> Objective: Return all lines where the word "size" can be found.

[Dataset records]
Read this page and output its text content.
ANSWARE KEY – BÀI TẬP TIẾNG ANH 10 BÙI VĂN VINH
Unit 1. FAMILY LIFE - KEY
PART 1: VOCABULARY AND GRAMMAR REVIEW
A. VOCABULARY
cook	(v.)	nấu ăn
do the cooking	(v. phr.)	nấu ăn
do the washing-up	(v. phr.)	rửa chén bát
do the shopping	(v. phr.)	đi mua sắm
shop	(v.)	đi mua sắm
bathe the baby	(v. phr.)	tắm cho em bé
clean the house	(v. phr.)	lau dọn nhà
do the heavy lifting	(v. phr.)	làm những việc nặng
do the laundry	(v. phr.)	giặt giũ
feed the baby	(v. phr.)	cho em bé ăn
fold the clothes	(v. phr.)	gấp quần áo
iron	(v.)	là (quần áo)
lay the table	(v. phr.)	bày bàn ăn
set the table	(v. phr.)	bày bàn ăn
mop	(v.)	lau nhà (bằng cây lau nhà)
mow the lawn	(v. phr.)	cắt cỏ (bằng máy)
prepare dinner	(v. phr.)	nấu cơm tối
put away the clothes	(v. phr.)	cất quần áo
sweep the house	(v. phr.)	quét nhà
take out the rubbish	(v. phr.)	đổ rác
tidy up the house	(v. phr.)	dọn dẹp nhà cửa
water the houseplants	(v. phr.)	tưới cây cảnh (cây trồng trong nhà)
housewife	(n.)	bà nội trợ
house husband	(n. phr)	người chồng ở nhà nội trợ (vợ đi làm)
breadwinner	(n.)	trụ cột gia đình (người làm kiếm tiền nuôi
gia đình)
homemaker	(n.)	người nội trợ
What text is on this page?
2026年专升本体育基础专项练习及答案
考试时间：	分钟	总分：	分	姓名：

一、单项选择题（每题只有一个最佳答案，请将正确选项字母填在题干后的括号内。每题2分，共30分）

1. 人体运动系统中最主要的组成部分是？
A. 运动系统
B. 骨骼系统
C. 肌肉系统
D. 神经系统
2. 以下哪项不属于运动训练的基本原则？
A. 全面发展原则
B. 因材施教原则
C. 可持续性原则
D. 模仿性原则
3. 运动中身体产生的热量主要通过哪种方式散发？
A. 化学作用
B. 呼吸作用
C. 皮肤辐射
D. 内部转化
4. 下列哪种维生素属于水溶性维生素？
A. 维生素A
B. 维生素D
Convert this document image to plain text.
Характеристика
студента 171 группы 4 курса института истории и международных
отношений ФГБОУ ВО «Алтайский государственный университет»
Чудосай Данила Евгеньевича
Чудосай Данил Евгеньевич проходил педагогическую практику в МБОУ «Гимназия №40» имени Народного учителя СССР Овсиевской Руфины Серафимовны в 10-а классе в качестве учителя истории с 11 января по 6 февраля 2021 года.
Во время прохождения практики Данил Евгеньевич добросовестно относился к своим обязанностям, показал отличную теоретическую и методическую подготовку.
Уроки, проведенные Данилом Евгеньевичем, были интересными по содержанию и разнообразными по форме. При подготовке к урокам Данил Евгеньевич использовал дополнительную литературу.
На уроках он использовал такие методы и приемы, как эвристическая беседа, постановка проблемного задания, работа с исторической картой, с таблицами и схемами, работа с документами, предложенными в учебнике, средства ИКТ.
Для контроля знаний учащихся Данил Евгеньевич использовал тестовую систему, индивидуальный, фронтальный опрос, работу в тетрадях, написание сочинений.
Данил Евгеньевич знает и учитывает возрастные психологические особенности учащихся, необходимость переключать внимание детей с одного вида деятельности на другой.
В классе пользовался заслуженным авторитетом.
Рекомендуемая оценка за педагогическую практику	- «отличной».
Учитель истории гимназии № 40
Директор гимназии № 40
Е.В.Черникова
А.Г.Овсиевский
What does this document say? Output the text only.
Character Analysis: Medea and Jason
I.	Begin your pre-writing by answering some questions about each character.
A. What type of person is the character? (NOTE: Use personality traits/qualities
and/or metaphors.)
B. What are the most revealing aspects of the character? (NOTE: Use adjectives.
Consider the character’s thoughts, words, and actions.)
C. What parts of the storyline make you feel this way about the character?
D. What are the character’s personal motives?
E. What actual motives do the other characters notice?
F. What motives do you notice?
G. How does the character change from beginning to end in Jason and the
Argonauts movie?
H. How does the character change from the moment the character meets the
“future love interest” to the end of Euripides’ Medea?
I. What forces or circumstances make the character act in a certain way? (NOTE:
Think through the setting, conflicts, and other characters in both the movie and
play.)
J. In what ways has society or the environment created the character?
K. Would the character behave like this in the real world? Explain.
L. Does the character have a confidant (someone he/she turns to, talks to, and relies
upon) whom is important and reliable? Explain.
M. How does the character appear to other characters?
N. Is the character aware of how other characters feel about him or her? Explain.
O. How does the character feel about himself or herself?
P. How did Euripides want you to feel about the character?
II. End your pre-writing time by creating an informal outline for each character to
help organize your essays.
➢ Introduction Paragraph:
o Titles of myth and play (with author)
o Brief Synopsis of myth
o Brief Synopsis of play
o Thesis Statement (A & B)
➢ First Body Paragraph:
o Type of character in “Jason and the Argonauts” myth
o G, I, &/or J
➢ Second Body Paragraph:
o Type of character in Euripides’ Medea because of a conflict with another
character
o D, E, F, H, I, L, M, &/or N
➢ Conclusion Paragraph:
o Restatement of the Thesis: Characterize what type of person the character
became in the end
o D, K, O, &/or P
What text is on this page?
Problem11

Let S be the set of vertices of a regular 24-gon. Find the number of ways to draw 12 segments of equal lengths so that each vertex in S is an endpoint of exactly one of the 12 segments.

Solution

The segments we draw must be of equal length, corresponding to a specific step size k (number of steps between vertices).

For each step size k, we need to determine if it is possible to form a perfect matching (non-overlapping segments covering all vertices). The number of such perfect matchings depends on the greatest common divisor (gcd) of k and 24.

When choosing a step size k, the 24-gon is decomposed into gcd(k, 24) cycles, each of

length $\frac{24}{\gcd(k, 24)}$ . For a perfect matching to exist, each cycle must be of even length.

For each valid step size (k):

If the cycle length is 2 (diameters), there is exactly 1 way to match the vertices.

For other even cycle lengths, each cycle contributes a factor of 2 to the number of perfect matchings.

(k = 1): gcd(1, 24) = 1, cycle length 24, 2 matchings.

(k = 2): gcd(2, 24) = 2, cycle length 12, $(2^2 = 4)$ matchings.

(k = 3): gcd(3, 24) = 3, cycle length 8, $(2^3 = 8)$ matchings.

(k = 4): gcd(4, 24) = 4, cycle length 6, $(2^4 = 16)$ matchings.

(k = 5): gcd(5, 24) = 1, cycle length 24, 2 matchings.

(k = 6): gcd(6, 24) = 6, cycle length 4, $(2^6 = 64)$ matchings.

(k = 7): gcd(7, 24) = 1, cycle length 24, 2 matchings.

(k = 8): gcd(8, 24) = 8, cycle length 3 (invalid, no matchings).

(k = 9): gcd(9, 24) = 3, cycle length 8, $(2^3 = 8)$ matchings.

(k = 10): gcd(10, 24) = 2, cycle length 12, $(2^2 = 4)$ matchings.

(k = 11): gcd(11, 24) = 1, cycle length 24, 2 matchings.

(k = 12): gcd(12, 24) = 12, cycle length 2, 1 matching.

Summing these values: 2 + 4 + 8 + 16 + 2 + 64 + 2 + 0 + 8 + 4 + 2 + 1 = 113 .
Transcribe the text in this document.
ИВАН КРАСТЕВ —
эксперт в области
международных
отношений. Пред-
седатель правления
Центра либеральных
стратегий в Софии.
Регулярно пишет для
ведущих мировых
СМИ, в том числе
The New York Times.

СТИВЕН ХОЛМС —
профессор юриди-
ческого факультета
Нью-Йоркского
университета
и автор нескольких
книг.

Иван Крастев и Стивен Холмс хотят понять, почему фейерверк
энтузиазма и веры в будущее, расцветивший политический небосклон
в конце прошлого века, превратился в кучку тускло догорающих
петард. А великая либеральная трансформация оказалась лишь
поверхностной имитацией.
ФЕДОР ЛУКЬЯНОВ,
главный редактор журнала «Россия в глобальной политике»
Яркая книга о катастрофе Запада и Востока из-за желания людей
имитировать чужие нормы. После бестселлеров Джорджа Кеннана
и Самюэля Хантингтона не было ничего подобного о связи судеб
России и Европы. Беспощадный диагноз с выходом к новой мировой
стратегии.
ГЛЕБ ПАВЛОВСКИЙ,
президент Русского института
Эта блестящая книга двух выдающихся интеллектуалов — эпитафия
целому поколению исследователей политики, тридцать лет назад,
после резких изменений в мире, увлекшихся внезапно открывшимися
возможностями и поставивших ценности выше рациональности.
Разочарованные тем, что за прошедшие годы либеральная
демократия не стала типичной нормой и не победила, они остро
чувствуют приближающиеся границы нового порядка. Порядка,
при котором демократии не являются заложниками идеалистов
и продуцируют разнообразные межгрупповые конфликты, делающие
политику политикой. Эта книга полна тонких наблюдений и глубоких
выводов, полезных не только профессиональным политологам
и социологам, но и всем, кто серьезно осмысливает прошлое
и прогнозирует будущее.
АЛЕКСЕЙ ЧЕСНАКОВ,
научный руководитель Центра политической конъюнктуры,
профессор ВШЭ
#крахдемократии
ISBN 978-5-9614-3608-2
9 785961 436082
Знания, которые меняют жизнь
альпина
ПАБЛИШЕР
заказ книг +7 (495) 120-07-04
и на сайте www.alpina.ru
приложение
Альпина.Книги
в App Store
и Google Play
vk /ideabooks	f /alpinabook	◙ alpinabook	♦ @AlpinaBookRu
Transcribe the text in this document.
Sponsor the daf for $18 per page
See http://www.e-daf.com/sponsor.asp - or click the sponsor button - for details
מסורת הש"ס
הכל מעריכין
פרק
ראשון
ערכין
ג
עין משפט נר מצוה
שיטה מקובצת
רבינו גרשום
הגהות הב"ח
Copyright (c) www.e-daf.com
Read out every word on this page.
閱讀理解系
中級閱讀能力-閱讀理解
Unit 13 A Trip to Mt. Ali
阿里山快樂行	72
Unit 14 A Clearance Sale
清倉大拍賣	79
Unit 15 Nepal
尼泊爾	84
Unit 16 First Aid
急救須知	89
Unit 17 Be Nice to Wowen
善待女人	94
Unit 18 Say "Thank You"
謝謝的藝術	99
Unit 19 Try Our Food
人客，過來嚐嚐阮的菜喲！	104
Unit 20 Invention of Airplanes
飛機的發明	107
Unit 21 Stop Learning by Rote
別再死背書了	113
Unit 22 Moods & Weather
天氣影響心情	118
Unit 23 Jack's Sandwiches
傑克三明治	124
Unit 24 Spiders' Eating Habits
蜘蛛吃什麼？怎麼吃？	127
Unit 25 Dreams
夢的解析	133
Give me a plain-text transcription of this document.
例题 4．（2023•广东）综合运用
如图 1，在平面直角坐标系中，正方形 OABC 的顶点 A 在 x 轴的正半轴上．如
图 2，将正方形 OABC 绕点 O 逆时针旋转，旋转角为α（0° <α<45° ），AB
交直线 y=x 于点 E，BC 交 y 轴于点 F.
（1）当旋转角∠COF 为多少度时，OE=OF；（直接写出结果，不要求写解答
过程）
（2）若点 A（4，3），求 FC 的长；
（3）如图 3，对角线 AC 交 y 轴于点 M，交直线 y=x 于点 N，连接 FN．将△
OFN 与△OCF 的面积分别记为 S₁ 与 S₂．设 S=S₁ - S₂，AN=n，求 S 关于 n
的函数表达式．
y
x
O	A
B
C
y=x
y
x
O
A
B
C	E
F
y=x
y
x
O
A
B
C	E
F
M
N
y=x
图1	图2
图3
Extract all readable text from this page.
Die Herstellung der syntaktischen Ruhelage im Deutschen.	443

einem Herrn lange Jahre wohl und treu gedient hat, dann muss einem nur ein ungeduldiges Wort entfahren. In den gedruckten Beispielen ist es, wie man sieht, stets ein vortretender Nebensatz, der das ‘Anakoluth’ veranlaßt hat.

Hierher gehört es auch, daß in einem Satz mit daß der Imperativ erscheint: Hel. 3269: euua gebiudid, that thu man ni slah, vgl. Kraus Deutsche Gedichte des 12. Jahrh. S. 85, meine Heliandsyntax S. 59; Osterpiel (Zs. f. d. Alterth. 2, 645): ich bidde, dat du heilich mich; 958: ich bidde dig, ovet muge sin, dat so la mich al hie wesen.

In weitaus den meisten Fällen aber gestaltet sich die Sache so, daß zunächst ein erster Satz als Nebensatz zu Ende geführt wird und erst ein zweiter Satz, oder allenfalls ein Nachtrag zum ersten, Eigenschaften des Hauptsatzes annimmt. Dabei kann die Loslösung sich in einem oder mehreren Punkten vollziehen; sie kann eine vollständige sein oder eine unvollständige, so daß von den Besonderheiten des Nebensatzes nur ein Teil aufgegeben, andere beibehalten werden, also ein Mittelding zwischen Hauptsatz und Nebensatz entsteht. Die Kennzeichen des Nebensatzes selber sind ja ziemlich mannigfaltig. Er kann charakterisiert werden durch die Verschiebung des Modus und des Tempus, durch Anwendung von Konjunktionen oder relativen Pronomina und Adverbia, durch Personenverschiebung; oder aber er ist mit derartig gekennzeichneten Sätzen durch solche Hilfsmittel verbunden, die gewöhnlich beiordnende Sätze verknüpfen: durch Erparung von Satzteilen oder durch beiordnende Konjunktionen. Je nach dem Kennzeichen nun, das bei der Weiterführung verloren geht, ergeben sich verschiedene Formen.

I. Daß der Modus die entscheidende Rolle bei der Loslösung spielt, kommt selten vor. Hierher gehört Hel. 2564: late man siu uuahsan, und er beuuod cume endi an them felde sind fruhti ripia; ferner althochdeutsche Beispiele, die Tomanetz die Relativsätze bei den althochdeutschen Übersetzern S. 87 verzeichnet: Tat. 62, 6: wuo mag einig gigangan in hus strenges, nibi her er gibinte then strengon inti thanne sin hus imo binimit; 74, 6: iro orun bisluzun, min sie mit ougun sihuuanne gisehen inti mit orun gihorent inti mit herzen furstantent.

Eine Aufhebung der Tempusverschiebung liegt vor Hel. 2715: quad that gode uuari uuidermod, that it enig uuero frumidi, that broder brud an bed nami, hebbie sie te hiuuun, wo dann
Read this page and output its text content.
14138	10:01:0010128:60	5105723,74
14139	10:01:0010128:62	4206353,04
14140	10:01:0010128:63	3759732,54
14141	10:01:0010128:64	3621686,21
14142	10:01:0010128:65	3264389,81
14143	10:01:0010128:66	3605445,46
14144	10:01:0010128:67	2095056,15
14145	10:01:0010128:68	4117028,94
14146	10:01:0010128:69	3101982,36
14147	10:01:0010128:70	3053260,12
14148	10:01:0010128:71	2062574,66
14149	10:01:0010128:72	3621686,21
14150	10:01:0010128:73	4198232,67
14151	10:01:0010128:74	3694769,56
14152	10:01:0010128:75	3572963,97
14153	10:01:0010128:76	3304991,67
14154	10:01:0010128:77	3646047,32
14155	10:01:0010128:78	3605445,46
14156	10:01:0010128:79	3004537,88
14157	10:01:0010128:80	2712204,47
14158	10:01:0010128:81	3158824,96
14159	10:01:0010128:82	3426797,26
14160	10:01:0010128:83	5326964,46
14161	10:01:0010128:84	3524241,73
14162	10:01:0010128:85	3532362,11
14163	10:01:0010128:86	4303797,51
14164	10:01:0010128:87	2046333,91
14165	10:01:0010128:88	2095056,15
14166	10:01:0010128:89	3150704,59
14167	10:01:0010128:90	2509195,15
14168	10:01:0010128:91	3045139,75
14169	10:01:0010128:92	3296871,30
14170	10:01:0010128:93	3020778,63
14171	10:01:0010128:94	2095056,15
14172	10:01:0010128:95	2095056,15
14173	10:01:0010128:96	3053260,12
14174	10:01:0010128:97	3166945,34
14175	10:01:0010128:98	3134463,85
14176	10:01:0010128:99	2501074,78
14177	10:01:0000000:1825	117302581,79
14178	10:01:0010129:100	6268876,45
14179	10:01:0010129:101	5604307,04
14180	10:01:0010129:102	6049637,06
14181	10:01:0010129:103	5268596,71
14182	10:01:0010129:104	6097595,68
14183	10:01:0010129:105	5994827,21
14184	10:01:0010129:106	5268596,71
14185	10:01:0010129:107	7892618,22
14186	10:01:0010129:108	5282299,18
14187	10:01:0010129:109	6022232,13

> In response:
The segments we draw must be of equal length, corresponding to a specific step size k (number of steps between vertices).
For each step size k, we need to determine if it is possible to form a perfect matching (non-overlapping segments covering all vertices). The number of such perfect matchings depends on the greatest common divisor (gcd) of k and 24.
When choosing a step size k, the 24-gon is decomposed into gcd(k, 24) cycles, each of
For each valid step size (k):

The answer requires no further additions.